● Exercise requirements
Which lines hold the word "negative"? Copy each of them.

● Task data
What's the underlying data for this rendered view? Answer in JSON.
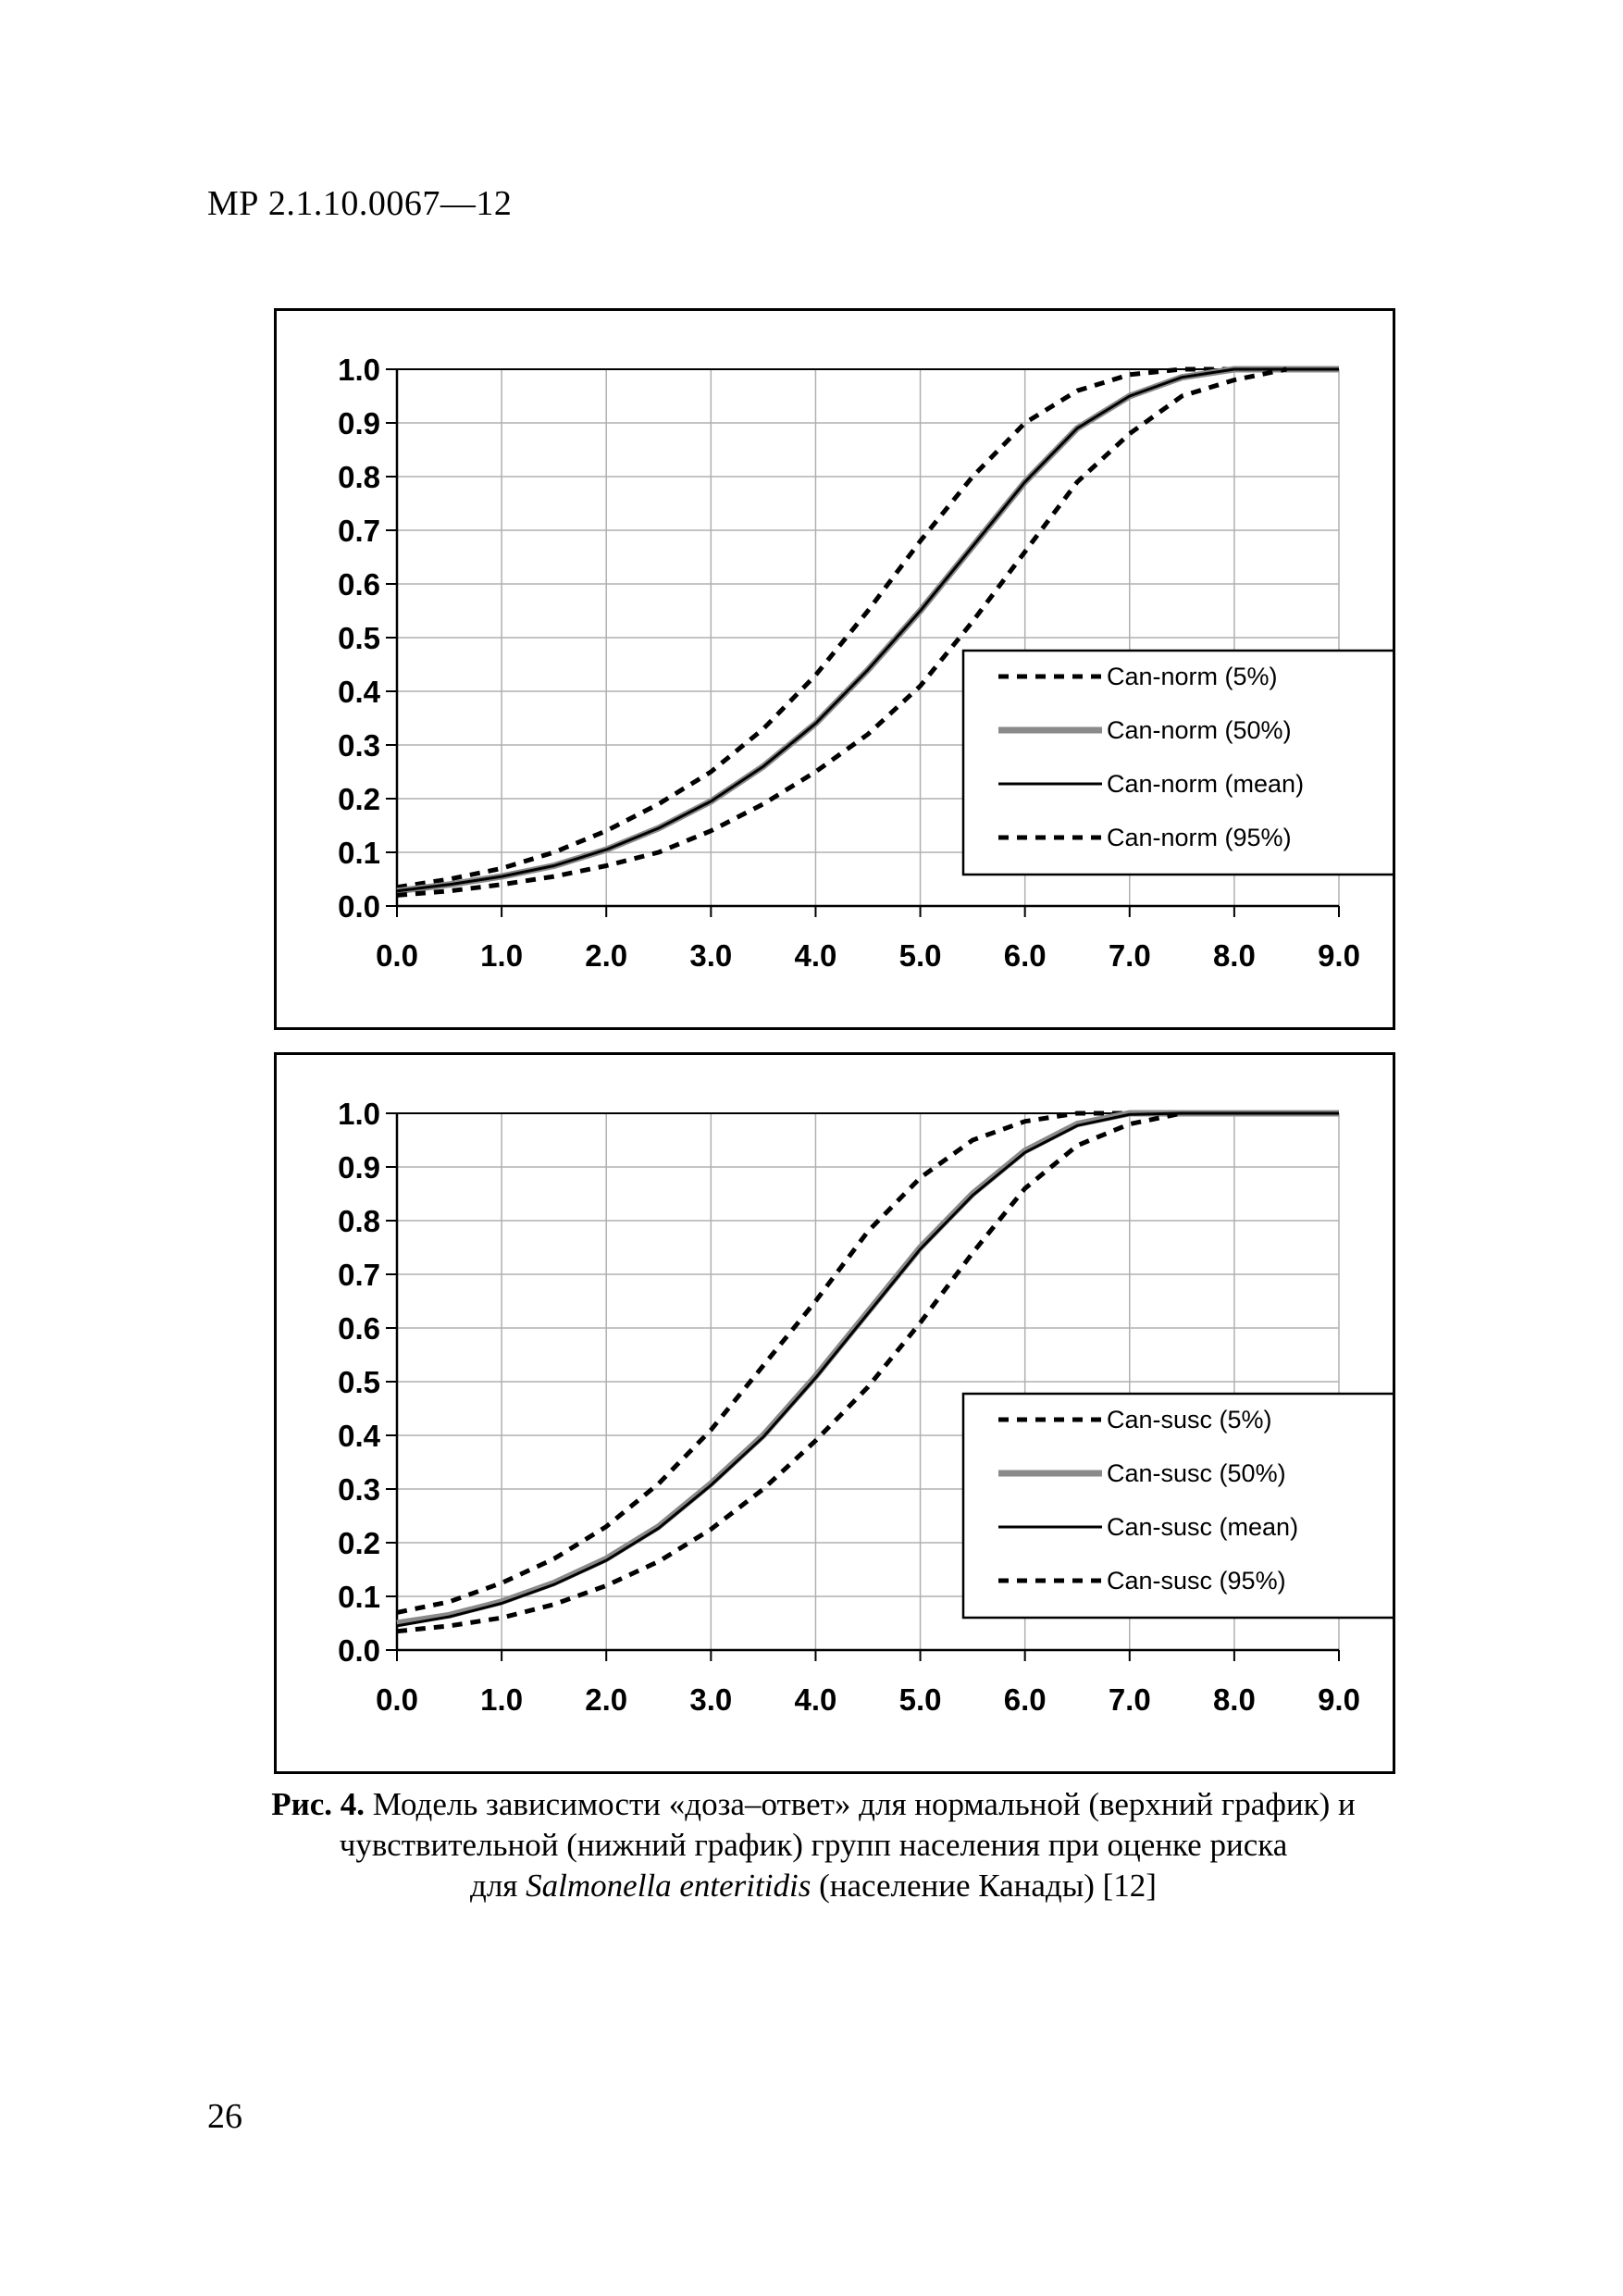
{
  "header": {
    "doc_number": "МР 2.1.10.0067—12"
  },
  "caption": {
    "label": "Рис. 4.",
    "line1": " Модель зависимости «доза–ответ» для нормальной (верхний график) и",
    "line2": "чувствительной (нижний график) групп населения при оценке риска",
    "line3_before": "для ",
    "species": "Salmonella enteritidis",
    "line3_after": " (население Канады) [12]"
  },
  "page_number": "26",
  "colors": {
    "median_line": "#8a8a8a",
    "main_line": "#000000",
    "grid": "#b0b0b0"
  },
  "chart_data": [
    {
      "type": "line",
      "title": "",
      "xlabel": "",
      "ylabel": "",
      "xlim": [
        0,
        9
      ],
      "ylim": [
        0,
        1
      ],
      "x_ticks": [
        "0.0",
        "1.0",
        "2.0",
        "3.0",
        "4.0",
        "5.0",
        "6.0",
        "7.0",
        "8.0",
        "9.0"
      ],
      "y_ticks": [
        "0.0",
        "0.1",
        "0.2",
        "0.3",
        "0.4",
        "0.5",
        "0.6",
        "0.7",
        "0.8",
        "0.9",
        "1.0"
      ],
      "grid": true,
      "legend_position": "right",
      "x": [
        0,
        0.5,
        1,
        1.5,
        2,
        2.5,
        3,
        3.5,
        4,
        4.5,
        5,
        5.5,
        6,
        6.5,
        7,
        7.5,
        8,
        8.5,
        9
      ],
      "series": [
        {
          "name": "Can-norm (5%)",
          "style": "dashed",
          "values": [
            0.035,
            0.05,
            0.07,
            0.1,
            0.14,
            0.19,
            0.25,
            0.33,
            0.43,
            0.55,
            0.68,
            0.8,
            0.9,
            0.96,
            0.99,
            1.0,
            1.0,
            1.0,
            null
          ]
        },
        {
          "name": "Can-norm (50%)",
          "style": "solid-gray",
          "values": [
            0.028,
            0.04,
            0.055,
            0.075,
            0.105,
            0.145,
            0.195,
            0.26,
            0.34,
            0.44,
            0.55,
            0.67,
            0.79,
            0.89,
            0.95,
            0.985,
            1.0,
            1.0,
            1.0
          ]
        },
        {
          "name": "Can-norm (mean)",
          "style": "solid",
          "values": [
            0.028,
            0.04,
            0.055,
            0.075,
            0.105,
            0.145,
            0.195,
            0.26,
            0.34,
            0.44,
            0.55,
            0.67,
            0.79,
            0.89,
            0.95,
            0.985,
            1.0,
            1.0,
            1.0
          ]
        },
        {
          "name": "Can-norm (95%)",
          "style": "dashed",
          "values": [
            0.02,
            0.028,
            0.04,
            0.055,
            0.075,
            0.1,
            0.14,
            0.19,
            0.25,
            0.32,
            0.41,
            0.53,
            0.66,
            0.79,
            0.88,
            0.95,
            0.98,
            1.0,
            null
          ]
        }
      ]
    },
    {
      "type": "line",
      "title": "",
      "xlabel": "",
      "ylabel": "",
      "xlim": [
        0,
        9
      ],
      "ylim": [
        0,
        1
      ],
      "x_ticks": [
        "0.0",
        "1.0",
        "2.0",
        "3.0",
        "4.0",
        "5.0",
        "6.0",
        "7.0",
        "8.0",
        "9.0"
      ],
      "y_ticks": [
        "0.0",
        "0.1",
        "0.2",
        "0.3",
        "0.4",
        "0.5",
        "0.6",
        "0.7",
        "0.8",
        "0.9",
        "1.0"
      ],
      "grid": true,
      "legend_position": "right",
      "x": [
        0,
        0.5,
        1,
        1.5,
        2,
        2.5,
        3,
        3.5,
        4,
        4.5,
        5,
        5.5,
        6,
        6.5,
        7,
        7.5,
        8,
        8.5,
        9
      ],
      "series": [
        {
          "name": "Can-susc (5%)",
          "style": "dashed",
          "values": [
            0.07,
            0.09,
            0.125,
            0.17,
            0.23,
            0.31,
            0.41,
            0.53,
            0.65,
            0.78,
            0.88,
            0.95,
            0.985,
            1.0,
            1.0,
            null,
            null,
            null,
            null
          ]
        },
        {
          "name": "Can-susc (50%)",
          "style": "solid-gray",
          "values": [
            0.05,
            0.065,
            0.09,
            0.125,
            0.17,
            0.23,
            0.31,
            0.4,
            0.51,
            0.63,
            0.75,
            0.85,
            0.93,
            0.98,
            1.0,
            1.0,
            1.0,
            1.0,
            1.0
          ]
        },
        {
          "name": "Can-susc (mean)",
          "style": "solid",
          "values": [
            0.045,
            0.062,
            0.087,
            0.122,
            0.167,
            0.227,
            0.307,
            0.397,
            0.507,
            0.627,
            0.747,
            0.847,
            0.927,
            0.977,
            0.998,
            1.0,
            1.0,
            1.0,
            1.0
          ]
        },
        {
          "name": "Can-susc (95%)",
          "style": "dashed",
          "values": [
            0.035,
            0.045,
            0.06,
            0.085,
            0.12,
            0.165,
            0.225,
            0.3,
            0.39,
            0.49,
            0.61,
            0.74,
            0.86,
            0.94,
            0.98,
            1.0,
            null,
            null,
            null
          ]
        }
      ]
    }
  ]
}
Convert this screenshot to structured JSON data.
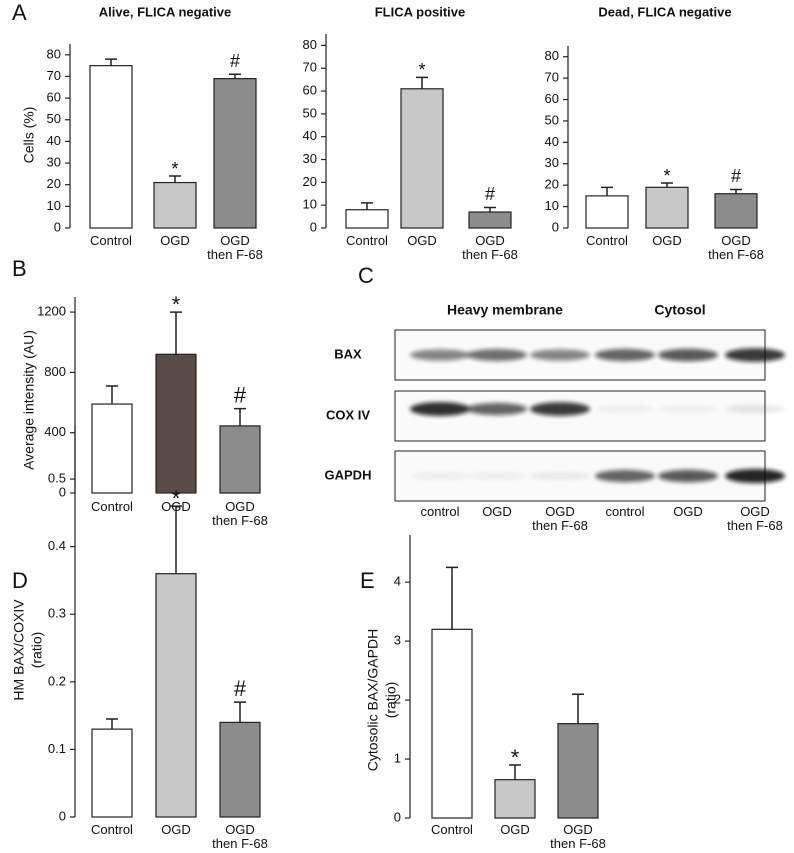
{
  "chart_data": [
    {
      "type": "bar",
      "panel": "A",
      "title": "Alive, FLICA negative",
      "ylabel": [
        "Cells (%)"
      ],
      "categories": [
        "Control",
        "OGD",
        "OGD\nthen F-68"
      ],
      "values": [
        75,
        21,
        69
      ],
      "errors": [
        3,
        3,
        2
      ],
      "markers": [
        null,
        "*",
        "#"
      ],
      "colors": [
        "#ffffff",
        "#c8c8c8",
        "#8c8c8c"
      ],
      "ylim": [
        0,
        85
      ],
      "yticks": [
        0,
        10,
        20,
        30,
        40,
        50,
        60,
        70,
        80
      ]
    },
    {
      "type": "bar",
      "title": "FLICA positive",
      "categories": [
        "Control",
        "OGD",
        "OGD\nthen F-68"
      ],
      "values": [
        8,
        61,
        7
      ],
      "errors": [
        3,
        5,
        2
      ],
      "markers": [
        null,
        "*",
        "#"
      ],
      "colors": [
        "#ffffff",
        "#c8c8c8",
        "#8c8c8c"
      ],
      "ylim": [
        0,
        85
      ],
      "yticks": [
        0,
        10,
        20,
        30,
        40,
        50,
        60,
        70,
        80
      ]
    },
    {
      "type": "bar",
      "title": "Dead, FLICA negative",
      "categories": [
        "Control",
        "OGD",
        "OGD\nthen F-68"
      ],
      "values": [
        15,
        19,
        16
      ],
      "errors": [
        4,
        2,
        2
      ],
      "markers": [
        null,
        "*",
        "#"
      ],
      "colors": [
        "#ffffff",
        "#c8c8c8",
        "#8c8c8c"
      ],
      "ylim": [
        0,
        85
      ],
      "yticks": [
        0,
        10,
        20,
        30,
        40,
        50,
        60,
        70,
        80
      ]
    },
    {
      "type": "bar",
      "panel": "B",
      "ylabel": [
        "Average intensity (AU)"
      ],
      "categories": [
        "Control",
        "OGD",
        "OGD\nthen F-68"
      ],
      "values": [
        590,
        920,
        445
      ],
      "errors": [
        120,
        280,
        115
      ],
      "markers": [
        null,
        "*",
        "#"
      ],
      "colors": [
        "#ffffff",
        "#5a4a48",
        "#8c8c8c"
      ],
      "ylim": [
        0,
        1300
      ],
      "yticks": [
        0,
        400,
        800,
        1200
      ]
    },
    {
      "type": "bar",
      "panel": "D",
      "ylabel": [
        "HM BAX/COXIV",
        "(ratio)"
      ],
      "categories": [
        "Control",
        "OGD",
        "OGD\nthen F-68"
      ],
      "values": [
        0.13,
        0.36,
        0.14
      ],
      "errors": [
        0.015,
        0.1,
        0.03
      ],
      "markers": [
        null,
        "*",
        "#"
      ],
      "colors": [
        "#ffffff",
        "#c8c8c8",
        "#8c8c8c"
      ],
      "ylim": [
        0,
        0.58
      ],
      "yticks": [
        0,
        0.1,
        0.2,
        0.3,
        0.4,
        0.5
      ]
    },
    {
      "type": "bar",
      "panel": "E",
      "ylabel": [
        "Cytosolic BAX/GAPDH",
        "(ratio)"
      ],
      "categories": [
        "Control",
        "OGD",
        "OGD\nthen F-68"
      ],
      "values": [
        3.2,
        0.65,
        1.6
      ],
      "errors": [
        1.05,
        0.25,
        0.5
      ],
      "markers": [
        null,
        "*",
        null
      ],
      "colors": [
        "#ffffff",
        "#c8c8c8",
        "#8c8c8c"
      ],
      "ylim": [
        0,
        4.8
      ],
      "yticks": [
        0,
        1,
        2,
        3,
        4
      ]
    }
  ],
  "blot": {
    "panel": "C",
    "groups": [
      "Heavy membrane",
      "Cytosol"
    ],
    "rows": [
      "BAX",
      "COX IV",
      "GAPDH"
    ],
    "lanes": [
      "control",
      "OGD",
      "OGD\nthen F-68",
      "control",
      "OGD",
      "OGD\nthen F-68"
    ]
  }
}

● Exercise response
      "title": "Alive, FLICA negative",
      "title": "Dead, FLICA negative",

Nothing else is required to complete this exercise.